**EXERCISE GOAL**
Look for the string "extreme" in every line, and copy each line that has it.
# MATERIAL SHOWN start
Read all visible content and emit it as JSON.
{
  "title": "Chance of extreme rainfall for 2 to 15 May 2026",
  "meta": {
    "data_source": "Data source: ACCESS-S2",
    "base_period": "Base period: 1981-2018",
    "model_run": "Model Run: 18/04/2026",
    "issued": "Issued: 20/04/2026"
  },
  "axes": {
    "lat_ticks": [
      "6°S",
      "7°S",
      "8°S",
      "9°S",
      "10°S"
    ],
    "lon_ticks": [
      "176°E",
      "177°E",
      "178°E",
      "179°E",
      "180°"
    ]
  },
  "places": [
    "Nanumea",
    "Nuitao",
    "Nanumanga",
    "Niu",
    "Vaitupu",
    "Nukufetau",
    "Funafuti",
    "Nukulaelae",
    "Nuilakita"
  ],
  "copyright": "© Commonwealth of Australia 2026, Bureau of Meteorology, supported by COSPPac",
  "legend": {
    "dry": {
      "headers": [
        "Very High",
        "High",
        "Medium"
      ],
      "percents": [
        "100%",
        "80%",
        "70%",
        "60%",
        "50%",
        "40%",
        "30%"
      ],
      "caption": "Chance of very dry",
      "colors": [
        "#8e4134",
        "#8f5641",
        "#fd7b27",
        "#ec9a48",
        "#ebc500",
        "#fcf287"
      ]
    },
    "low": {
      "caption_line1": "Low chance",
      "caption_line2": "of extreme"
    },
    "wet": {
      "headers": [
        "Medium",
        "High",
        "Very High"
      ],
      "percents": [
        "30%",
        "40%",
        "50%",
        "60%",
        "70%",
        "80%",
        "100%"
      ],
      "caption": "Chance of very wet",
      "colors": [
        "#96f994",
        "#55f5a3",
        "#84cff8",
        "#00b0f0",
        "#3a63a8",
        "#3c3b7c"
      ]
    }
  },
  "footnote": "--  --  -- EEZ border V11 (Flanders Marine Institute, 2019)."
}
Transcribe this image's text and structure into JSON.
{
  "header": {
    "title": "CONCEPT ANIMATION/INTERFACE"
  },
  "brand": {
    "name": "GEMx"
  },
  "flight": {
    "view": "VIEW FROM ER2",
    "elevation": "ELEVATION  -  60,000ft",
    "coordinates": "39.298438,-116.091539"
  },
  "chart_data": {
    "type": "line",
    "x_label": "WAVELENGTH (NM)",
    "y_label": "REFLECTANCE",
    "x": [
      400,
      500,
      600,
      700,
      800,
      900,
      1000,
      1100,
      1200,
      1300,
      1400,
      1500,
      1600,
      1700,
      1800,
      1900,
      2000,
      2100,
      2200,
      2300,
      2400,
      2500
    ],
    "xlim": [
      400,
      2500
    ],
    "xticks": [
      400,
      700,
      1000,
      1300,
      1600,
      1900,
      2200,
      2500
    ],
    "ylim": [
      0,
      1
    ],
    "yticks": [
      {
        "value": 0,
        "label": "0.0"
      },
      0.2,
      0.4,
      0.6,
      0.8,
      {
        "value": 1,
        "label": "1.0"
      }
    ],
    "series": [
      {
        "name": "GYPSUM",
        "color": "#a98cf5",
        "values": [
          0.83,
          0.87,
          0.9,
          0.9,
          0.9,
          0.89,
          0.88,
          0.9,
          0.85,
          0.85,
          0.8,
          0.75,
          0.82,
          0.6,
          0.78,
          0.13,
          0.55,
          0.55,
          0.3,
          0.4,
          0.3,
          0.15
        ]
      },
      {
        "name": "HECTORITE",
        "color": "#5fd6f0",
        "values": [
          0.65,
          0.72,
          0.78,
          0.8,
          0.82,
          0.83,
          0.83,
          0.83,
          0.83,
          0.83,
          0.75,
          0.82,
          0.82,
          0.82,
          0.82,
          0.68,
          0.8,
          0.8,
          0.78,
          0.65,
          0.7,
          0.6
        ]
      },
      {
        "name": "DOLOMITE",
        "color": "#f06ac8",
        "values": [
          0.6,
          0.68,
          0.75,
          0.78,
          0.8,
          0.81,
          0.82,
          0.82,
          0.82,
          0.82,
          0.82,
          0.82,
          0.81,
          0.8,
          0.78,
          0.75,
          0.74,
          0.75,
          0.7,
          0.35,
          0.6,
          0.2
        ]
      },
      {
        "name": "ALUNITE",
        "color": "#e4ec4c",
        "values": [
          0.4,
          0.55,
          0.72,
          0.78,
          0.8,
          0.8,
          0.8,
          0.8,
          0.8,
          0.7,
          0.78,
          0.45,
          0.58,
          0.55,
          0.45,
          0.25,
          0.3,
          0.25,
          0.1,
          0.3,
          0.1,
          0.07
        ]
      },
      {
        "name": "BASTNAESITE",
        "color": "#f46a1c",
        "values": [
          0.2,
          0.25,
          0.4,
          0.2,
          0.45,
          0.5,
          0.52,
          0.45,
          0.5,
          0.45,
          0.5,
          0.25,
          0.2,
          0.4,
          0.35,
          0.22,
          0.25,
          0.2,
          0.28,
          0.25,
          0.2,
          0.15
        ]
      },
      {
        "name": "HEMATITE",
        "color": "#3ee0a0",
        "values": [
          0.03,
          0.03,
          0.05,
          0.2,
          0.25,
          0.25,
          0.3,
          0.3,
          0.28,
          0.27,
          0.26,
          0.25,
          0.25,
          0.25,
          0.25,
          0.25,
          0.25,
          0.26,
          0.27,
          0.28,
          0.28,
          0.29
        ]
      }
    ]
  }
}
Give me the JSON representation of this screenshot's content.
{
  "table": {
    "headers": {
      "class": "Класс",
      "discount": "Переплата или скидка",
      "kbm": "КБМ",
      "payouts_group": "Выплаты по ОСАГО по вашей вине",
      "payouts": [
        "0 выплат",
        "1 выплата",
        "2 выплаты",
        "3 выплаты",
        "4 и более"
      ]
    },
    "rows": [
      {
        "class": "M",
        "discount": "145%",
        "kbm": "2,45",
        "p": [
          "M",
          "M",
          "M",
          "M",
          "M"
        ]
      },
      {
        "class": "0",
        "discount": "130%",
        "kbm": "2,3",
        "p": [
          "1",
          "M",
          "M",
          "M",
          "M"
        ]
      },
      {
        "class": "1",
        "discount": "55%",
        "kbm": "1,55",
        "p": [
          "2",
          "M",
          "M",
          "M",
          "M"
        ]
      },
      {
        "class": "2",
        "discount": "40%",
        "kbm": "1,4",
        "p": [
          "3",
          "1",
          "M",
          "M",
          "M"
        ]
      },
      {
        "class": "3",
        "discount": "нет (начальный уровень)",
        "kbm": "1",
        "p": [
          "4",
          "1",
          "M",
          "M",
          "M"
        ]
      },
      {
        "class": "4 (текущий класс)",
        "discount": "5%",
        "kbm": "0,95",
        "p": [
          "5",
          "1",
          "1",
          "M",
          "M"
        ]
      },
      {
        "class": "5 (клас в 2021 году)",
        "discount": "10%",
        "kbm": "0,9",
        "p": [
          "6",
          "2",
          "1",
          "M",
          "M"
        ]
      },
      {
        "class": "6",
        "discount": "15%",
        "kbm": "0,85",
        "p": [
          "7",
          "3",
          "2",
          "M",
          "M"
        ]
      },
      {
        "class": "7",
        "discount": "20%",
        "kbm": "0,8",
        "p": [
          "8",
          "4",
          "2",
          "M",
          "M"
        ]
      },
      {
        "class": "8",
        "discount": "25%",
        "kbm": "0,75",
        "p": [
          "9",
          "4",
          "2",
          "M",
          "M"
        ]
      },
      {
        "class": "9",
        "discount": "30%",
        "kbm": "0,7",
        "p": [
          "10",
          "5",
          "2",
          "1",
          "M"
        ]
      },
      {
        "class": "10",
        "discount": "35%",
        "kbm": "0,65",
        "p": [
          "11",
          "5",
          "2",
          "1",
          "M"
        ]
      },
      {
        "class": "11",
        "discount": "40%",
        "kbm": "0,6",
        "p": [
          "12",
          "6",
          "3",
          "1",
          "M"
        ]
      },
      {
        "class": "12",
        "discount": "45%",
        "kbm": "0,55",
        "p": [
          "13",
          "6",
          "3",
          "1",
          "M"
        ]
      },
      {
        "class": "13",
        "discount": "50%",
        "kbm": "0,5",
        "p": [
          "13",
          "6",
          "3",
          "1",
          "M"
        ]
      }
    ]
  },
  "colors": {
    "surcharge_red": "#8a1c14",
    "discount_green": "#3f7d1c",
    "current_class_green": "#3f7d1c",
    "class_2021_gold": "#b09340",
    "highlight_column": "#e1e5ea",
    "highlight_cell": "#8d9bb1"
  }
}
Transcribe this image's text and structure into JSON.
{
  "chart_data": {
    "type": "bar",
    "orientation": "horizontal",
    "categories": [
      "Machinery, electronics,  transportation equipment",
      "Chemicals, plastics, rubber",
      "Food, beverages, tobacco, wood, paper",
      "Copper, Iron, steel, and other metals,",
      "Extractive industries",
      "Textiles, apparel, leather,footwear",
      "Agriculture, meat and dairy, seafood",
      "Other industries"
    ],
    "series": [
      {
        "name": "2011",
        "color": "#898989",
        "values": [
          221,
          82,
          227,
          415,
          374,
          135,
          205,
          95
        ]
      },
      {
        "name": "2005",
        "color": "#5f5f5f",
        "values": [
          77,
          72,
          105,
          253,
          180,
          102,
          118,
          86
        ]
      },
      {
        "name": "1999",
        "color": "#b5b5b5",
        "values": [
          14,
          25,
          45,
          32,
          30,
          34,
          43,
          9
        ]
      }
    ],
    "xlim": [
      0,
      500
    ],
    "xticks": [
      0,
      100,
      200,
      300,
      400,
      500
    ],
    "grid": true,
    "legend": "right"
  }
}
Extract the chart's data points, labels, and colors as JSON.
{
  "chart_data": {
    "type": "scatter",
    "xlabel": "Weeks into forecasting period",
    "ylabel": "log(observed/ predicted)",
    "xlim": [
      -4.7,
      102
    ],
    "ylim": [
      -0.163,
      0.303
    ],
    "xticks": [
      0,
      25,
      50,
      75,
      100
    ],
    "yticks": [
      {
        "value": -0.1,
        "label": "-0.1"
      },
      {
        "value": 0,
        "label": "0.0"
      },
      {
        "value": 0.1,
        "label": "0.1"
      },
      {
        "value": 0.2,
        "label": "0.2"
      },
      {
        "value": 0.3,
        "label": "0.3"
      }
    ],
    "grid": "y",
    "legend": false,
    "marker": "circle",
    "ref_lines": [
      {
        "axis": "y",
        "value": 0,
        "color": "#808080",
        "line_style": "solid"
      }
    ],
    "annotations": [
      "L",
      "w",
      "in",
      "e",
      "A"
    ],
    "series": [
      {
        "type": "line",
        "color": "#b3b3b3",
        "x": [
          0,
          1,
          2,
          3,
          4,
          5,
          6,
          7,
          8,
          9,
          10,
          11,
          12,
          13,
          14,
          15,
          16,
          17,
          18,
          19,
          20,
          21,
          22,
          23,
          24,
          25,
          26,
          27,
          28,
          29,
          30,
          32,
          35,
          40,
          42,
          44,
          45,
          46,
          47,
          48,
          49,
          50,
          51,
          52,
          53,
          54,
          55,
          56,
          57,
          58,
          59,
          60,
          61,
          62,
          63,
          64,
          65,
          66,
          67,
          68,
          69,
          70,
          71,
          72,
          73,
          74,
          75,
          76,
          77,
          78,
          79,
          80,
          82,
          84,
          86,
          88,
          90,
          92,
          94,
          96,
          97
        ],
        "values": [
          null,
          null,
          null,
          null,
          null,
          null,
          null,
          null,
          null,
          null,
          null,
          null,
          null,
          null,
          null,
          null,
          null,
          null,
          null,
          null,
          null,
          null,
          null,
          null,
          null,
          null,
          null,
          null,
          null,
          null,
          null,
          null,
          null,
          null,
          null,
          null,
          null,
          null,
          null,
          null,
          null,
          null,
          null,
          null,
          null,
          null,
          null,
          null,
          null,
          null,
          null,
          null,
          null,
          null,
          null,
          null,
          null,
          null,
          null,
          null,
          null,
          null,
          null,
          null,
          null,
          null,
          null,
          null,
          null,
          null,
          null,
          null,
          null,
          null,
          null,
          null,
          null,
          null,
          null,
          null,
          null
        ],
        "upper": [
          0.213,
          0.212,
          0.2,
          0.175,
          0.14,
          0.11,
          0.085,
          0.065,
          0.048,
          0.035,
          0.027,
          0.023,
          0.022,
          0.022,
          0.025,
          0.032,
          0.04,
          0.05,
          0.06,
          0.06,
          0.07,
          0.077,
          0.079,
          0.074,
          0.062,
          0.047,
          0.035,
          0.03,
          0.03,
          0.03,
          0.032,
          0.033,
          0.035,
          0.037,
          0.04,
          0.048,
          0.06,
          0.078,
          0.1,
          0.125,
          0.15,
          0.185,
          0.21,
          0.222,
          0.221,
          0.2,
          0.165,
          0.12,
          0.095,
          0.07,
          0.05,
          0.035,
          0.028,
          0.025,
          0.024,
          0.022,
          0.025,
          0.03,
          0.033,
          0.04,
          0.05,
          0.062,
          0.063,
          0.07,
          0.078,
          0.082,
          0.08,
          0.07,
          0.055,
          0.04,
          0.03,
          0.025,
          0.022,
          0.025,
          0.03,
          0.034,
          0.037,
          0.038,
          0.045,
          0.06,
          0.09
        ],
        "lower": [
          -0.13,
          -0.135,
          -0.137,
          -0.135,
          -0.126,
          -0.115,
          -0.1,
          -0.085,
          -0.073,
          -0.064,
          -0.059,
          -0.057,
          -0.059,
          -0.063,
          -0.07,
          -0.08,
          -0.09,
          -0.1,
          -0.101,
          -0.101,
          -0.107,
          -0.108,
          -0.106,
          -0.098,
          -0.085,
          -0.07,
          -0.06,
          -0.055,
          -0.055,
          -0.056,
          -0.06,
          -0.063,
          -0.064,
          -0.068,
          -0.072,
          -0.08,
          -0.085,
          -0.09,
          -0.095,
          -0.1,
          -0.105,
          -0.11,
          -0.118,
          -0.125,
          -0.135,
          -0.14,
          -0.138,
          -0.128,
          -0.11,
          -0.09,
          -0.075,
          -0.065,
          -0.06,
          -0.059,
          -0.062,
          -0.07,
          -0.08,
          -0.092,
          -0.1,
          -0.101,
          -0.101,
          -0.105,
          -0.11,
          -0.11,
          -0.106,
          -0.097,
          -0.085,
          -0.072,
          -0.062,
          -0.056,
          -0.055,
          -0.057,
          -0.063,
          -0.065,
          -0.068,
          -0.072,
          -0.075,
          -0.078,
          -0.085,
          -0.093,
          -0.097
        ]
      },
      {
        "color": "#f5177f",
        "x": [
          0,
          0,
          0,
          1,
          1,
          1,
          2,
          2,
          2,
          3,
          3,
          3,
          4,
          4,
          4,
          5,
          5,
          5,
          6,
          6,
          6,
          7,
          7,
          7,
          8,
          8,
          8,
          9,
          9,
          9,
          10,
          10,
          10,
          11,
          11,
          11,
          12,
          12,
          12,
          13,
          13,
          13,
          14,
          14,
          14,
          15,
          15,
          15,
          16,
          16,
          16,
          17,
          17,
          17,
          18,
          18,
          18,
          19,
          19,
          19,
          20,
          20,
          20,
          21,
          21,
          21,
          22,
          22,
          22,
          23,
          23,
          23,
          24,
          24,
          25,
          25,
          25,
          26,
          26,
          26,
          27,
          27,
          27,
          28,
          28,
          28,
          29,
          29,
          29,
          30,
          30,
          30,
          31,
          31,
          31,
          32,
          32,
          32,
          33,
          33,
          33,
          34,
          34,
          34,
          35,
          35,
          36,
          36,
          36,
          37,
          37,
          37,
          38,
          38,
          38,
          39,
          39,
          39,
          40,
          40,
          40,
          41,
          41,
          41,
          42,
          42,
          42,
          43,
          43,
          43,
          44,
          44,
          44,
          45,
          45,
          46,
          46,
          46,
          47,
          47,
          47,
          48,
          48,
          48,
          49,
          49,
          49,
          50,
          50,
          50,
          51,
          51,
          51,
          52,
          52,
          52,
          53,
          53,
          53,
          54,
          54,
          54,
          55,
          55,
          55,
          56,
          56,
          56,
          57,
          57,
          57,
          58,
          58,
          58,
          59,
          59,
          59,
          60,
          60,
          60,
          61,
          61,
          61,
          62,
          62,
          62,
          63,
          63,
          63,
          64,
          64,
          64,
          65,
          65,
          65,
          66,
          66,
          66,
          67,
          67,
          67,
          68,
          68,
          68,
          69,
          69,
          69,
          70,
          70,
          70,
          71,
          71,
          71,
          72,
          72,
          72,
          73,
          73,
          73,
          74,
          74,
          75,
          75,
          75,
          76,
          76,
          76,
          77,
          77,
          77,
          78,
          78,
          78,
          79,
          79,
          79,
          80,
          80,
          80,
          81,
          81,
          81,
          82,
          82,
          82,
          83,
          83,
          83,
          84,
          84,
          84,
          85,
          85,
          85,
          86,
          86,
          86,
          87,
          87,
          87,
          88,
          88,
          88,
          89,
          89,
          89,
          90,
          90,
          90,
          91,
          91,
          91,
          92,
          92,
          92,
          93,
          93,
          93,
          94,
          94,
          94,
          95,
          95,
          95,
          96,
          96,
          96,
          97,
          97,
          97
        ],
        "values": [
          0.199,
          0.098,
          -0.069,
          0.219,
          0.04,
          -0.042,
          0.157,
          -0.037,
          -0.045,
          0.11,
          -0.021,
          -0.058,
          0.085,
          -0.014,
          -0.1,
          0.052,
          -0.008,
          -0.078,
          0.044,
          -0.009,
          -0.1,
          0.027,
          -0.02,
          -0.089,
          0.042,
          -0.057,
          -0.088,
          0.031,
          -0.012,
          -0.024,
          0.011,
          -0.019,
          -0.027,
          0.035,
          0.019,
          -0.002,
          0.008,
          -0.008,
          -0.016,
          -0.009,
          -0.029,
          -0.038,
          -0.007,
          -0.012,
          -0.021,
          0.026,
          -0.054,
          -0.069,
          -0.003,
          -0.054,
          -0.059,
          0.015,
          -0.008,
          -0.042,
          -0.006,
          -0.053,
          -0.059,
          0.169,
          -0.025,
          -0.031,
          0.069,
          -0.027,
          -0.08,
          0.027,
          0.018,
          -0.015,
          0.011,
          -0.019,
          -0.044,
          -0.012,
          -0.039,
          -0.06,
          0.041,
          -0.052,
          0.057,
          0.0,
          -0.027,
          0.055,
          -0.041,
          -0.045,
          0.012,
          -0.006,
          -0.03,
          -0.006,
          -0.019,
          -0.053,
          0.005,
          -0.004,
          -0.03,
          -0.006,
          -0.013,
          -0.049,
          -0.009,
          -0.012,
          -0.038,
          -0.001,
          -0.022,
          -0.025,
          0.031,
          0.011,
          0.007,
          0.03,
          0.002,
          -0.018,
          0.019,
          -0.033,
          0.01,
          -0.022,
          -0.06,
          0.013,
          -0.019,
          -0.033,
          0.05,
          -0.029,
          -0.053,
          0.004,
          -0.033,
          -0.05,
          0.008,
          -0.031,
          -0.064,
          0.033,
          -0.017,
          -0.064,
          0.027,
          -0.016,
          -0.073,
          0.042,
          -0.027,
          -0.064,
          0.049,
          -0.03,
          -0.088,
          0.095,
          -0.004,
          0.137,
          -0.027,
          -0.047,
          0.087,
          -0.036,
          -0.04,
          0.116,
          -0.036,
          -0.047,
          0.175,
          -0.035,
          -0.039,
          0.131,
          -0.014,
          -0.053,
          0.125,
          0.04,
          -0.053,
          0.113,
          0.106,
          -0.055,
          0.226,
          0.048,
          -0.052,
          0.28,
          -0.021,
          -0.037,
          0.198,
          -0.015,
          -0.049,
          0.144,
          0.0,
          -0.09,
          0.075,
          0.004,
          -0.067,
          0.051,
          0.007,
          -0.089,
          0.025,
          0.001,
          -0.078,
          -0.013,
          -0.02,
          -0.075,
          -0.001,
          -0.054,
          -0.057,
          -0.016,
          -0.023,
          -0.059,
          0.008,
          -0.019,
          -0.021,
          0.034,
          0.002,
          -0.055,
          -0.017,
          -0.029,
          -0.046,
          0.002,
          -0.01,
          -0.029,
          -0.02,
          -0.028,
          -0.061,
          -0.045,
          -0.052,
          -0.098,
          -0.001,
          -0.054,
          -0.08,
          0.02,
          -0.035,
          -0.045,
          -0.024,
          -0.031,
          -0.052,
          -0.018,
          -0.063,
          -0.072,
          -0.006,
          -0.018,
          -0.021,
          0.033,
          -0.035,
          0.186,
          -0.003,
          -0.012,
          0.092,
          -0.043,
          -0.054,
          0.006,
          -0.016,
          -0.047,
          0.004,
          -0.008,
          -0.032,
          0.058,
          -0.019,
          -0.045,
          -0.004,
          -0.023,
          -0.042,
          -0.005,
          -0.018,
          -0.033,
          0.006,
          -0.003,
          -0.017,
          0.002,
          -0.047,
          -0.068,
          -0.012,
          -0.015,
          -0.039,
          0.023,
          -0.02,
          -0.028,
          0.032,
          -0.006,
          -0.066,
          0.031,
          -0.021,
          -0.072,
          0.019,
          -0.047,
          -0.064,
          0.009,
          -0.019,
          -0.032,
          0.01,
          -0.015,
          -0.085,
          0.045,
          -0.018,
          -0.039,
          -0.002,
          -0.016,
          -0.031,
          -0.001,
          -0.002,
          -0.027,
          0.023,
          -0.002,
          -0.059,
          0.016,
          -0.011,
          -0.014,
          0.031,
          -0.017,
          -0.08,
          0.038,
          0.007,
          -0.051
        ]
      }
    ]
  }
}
# MATERIAL SHOWN end
**RESULT OF THE EXERCISE**
  "title": "Chance of extreme rainfall for 2 to 15 May 2026",
      "caption_line2": "of extreme"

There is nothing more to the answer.